• _Passage provided_:
━━━━━━━━━━
2025-08-24 6:37 AM
Dear all,
I'm converting a quantized ONNX model using the STEdgeAI Core CLI, for use on the STM32N6 NPU. However, I cannot explain the very high RAM usage for the activations, as reported by stedgeai.
The network is a simple CNN with 10 convolution layers each followed by a ReLU. I have attached the original (not quantized) model to this post (mvs_model.onnx, see also image below) as well as the quantized version (mvs_model.quant.onnx). Quantization was performed using the ONNXRuntime tools.
When generating code for the N6 NPU (using "stedgeai generate --target stm32n6 --st-neural-art O3@neural_art.json --model mvs_model.quant.onnx --input-data-type uint8 --name mvs" with neural_art.json and stm32n6.mpool as attached) the CLI reports crazy high RAM usage for the activations (full output attached as stedgeai_output.txt):
Requested memory size by section - "stm32n6npu" target
------------------------------- ------- ------------ ------ ------------
module text rodata data bss
------------------------------- ------- ------------ ------ ------------
mvs.o 54 83,203 0 0
NetworkRuntime1020_CM55_GCC.a 0 0 0 0
lib (toolchain)* 0 0 0 0
ll atonn runtime 3,044 2,277 0 13
------------------------------- ------- ------------ ------ ------------
RT total** 3,098 85,480 0 13
------------------------------- ------- ------------ ------ ------------
weights 0 10,060,864 0 0
activations 0 0 0 22,883,328
io 0 0 0 0
------------------------------- ------- ------------ ------ ------------
TOTAL 3,098 10,146,344 0 22,883,341
------------------------------- ------- ------------ ------ ------------
However, manually calculating the activation memory usage I would estimate this to be only around 2.5MB (instead of nearly 23 MB !). Here, I assume the activation buffers of previous layers are re-used when they are not needed anymore when executing subsequent layers, and also that all activations take 1 byte each (since it is 8-bit quantized). I know that some NPUs (not sure about the Neural-ART) need some additional scratch memory, and also that the STEdgeAI inserts padding nodes (see intermediate model graph: mvs_model.quant_OE_3_3_0.onnx) that increase activation memory usage slightly, but none of this can explain this huge memory consumption.
Does anybody have insights into how STEdgeAI-Core allocates the activations, and how one can debug such unexplainably high memory usage? I guess I'm probably just missing some configuration option here, since this is a pretty standard small-ish CNN...
Thanks a lot, Michael
━━━━━━━━━━
Reproduce word for word the part of the forum post on activation memory in STEdgeAI Core that runs from "2025-08-24 6:37 AM" up to and including "the ONNXRuntime tools.".

• _Data section_:
━━━━━━━━━━
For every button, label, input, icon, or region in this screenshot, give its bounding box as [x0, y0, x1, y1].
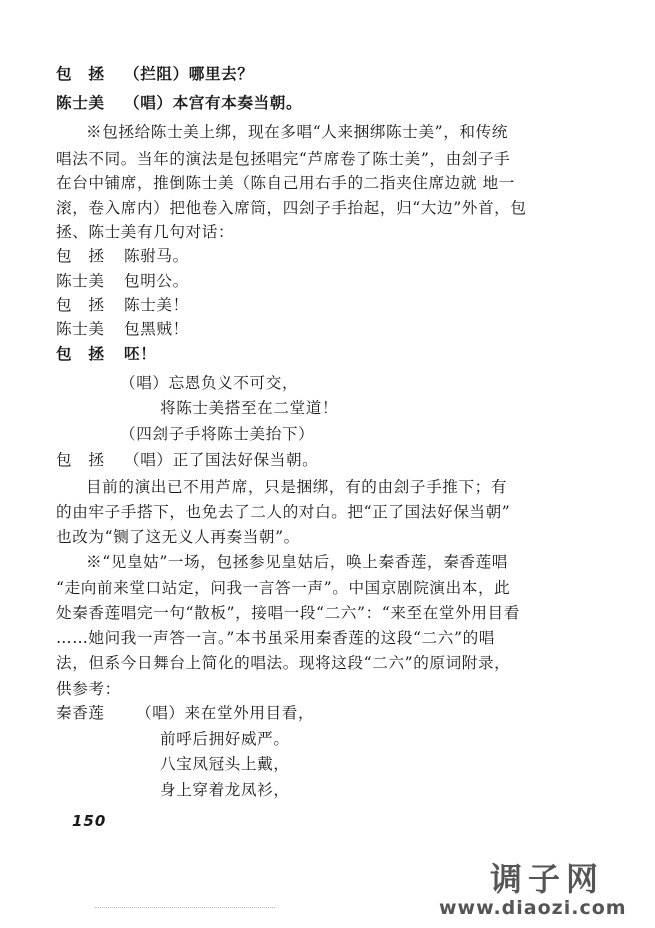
━━━━━━━━━━
• _Expected answer_:
2025-08-24 6:37 AM
Dear all,
I'm converting a quantized ONNX model using the STEdgeAI Core CLI, for use on the STM32N6 NPU. However, I cannot explain the very high RAM usage for the activations, as reported by stedgeai.
The network is a simple CNN with 10 convolution layers each followed by a ReLU. I have attached the original (not quantized) model to this post (mvs_model.onnx, see also image below) as well as the quantized version (mvs_model.quant.onnx). Quantization was performed using the ONNXRuntime tools.